- What is expected: All of the records below should be output exactly.

Start of Excerpted data

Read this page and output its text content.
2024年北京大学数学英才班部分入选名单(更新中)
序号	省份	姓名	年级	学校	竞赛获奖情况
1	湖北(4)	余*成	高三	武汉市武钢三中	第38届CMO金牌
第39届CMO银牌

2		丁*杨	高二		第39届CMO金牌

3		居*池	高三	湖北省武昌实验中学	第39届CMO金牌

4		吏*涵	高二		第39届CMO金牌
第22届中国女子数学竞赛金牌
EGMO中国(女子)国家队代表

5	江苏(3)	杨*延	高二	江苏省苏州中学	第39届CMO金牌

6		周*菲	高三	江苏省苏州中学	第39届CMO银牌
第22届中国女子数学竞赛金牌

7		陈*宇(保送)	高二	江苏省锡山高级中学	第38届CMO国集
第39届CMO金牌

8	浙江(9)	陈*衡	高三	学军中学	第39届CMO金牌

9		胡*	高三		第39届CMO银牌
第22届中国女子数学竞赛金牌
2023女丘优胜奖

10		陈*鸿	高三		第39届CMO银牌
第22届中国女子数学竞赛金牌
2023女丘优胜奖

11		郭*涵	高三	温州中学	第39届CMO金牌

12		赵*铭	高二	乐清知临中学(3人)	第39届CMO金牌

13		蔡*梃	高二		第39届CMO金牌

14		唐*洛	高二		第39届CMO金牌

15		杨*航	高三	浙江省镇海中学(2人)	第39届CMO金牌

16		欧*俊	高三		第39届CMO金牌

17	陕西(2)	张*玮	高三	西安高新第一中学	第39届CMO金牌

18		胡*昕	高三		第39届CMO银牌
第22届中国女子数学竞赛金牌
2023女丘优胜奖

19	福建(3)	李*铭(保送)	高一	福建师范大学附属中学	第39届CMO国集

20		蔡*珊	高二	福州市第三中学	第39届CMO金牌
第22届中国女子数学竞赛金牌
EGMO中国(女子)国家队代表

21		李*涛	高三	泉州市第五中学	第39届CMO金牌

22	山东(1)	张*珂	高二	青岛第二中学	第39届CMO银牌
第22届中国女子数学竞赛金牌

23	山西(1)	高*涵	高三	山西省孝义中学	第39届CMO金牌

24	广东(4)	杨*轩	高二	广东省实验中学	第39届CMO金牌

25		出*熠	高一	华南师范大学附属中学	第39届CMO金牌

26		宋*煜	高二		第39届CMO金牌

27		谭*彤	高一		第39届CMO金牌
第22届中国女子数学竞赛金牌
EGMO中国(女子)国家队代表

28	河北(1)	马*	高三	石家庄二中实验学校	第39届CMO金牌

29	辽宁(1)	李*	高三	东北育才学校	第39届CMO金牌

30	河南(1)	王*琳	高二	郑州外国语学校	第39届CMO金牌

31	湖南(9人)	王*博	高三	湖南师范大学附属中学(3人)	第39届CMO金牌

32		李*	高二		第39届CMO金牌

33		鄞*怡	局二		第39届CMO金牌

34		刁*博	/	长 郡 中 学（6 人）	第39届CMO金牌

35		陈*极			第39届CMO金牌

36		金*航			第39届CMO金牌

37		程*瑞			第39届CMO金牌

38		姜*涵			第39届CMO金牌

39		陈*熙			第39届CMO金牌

End of Excerpted data

- Reply:
Read this page and output its text content.
2024年北京大学数学英才班部分入选名单(更新中)
序号	省份	姓名	年级	学校	竞赛获奖情况
1	湖北(4)	余*成	高三	武汉市武钢三中	第38届CMO金牌
第39届CMO银牌

2		丁*杨	高二		第39届CMO金牌

3		居*池	高三	湖北省武昌实验中学	第39届CMO金牌

4		吏*涵	高二		第39届CMO金牌
第22届中国女子数学竞赛金牌
EGMO中国(女子)国家队代表

5	江苏(3)	杨*延	高二	江苏省苏州中学	第39届CMO金牌

6		周*菲	高三	江苏省苏州中学	第39届CMO银牌
第22届中国女子数学竞赛金牌

7		陈*宇(保送)	高二	江苏省锡山高级中学	第38届CMO国集
第39届CMO金牌

8	浙江(9)	陈*衡	高三	学军中学	第39届CMO金牌

9		胡*	高三		第39届CMO银牌
第22届中国女子数学竞赛金牌
2023女丘优胜奖

10		陈*鸿	高三		第39届CMO银牌
第22届中国女子数学竞赛金牌
2023女丘优胜奖

11		郭*涵	高三	温州中学	第39届CMO金牌

12		赵*铭	高二	乐清知临中学(3人)	第39届CMO金牌

13		蔡*梃	高二		第39届CMO金牌

14		唐*洛	高二		第39届CMO金牌

15		杨*航	高三	浙江省镇海中学(2人)	第39届CMO金牌

16		欧*俊	高三		第39届CMO金牌

17	陕西(2)	张*玮	高三	西安高新第一中学	第39届CMO金牌

18		胡*昕	高三		第39届CMO银牌
第22届中国女子数学竞赛金牌
2023女丘优胜奖

19	福建(3)	李*铭(保送)	高一	福建师范大学附属中学	第39届CMO国集

20		蔡*珊	高二	福州市第三中学	第39届CMO金牌
第22届中国女子数学竞赛金牌
EGMO中国(女子)国家队代表

21		李*涛	高三	泉州市第五中学	第39届CMO金牌

22	山东(1)	张*珂	高二	青岛第二中学	第39届CMO银牌
第22届中国女子数学竞赛金牌

23	山西(1)	高*涵	高三	山西省孝义中学	第39届CMO金牌

24	广东(4)	杨*轩	高二	广东省实验中学	第39届CMO金牌

25		出*熠	高一	华南师范大学附属中学	第39届CMO金牌

26		宋*煜	高二		第39届CMO金牌

27		谭*彤	高一		第39届CMO金牌
第22届中国女子数学竞赛金牌
EGMO中国(女子)国家队代表

28	河北(1)	马*	高三	石家庄二中实验学校	第39届CMO金牌

29	辽宁(1)	李*	高三	东北育才学校	第39届CMO金牌

30	河南(1)	王*琳	高二	郑州外国语学校	第39届CMO金牌

31	湖南(9人)	王*博	高三	湖南师范大学附属中学(3人)	第39届CMO金牌

32		李*	高二		第39届CMO金牌

33		鄞*怡	局二		第39届CMO金牌

34		刁*博	/	长 郡 中 学（6 人）	第39届CMO金牌

35		陈*极			第39届CMO金牌

36		金*航			第39届CMO金牌

37		程*瑞			第39届CMO金牌

38		姜*涵			第39届CMO金牌

39		陈*熙			第39届CMO金牌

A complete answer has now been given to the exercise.